- **WHAT THE EXERCISE ASKS**:
Wherever a line holds the string "category", copy that line.

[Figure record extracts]
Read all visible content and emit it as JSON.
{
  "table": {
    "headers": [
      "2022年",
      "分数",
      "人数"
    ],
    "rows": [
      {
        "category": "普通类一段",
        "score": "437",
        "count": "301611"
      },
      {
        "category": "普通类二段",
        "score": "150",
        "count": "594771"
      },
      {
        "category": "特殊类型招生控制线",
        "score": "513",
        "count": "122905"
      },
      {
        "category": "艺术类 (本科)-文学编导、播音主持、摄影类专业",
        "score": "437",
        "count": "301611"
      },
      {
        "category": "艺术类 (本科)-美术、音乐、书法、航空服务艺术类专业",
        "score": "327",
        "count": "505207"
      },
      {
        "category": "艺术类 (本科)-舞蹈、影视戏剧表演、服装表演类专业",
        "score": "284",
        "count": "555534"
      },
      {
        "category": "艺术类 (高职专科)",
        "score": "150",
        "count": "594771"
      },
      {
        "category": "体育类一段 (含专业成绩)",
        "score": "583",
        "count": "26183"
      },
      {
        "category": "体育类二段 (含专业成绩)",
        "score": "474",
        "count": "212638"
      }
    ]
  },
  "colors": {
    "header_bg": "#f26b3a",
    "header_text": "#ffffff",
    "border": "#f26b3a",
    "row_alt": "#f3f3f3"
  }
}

---

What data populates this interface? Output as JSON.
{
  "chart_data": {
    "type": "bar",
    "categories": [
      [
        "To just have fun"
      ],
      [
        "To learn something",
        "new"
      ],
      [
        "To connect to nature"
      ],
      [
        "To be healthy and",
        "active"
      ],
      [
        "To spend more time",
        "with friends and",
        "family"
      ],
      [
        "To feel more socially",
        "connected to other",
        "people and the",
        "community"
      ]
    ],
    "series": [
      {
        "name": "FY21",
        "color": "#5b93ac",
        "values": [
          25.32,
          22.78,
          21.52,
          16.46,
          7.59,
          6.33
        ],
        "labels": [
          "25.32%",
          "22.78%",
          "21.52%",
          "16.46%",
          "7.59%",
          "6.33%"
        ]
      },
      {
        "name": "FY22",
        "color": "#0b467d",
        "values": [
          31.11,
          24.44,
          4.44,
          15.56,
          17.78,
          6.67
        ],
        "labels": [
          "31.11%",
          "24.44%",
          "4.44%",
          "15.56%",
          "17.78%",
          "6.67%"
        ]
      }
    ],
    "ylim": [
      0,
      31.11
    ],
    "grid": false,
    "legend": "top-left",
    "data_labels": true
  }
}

- **SOLUTION TO THIS EXERCISE**:
        "category": "普通类一段",
        "category": "普通类二段",
        "category": "特殊类型招生控制线",
        "category": "艺术类 (本科)-文学编导、播音主持、摄影类专业",
        "category": "艺术类 (本科)-美术、音乐、书法、航空服务艺术类专业",
        "category": "艺术类 (本科)-舞蹈、影视戏剧表演、服装表演类专业",
        "category": "艺术类 (高职专科)",
        "category": "体育类一段 (含专业成绩)",
        "category": "体育类二段 (含专业成绩)",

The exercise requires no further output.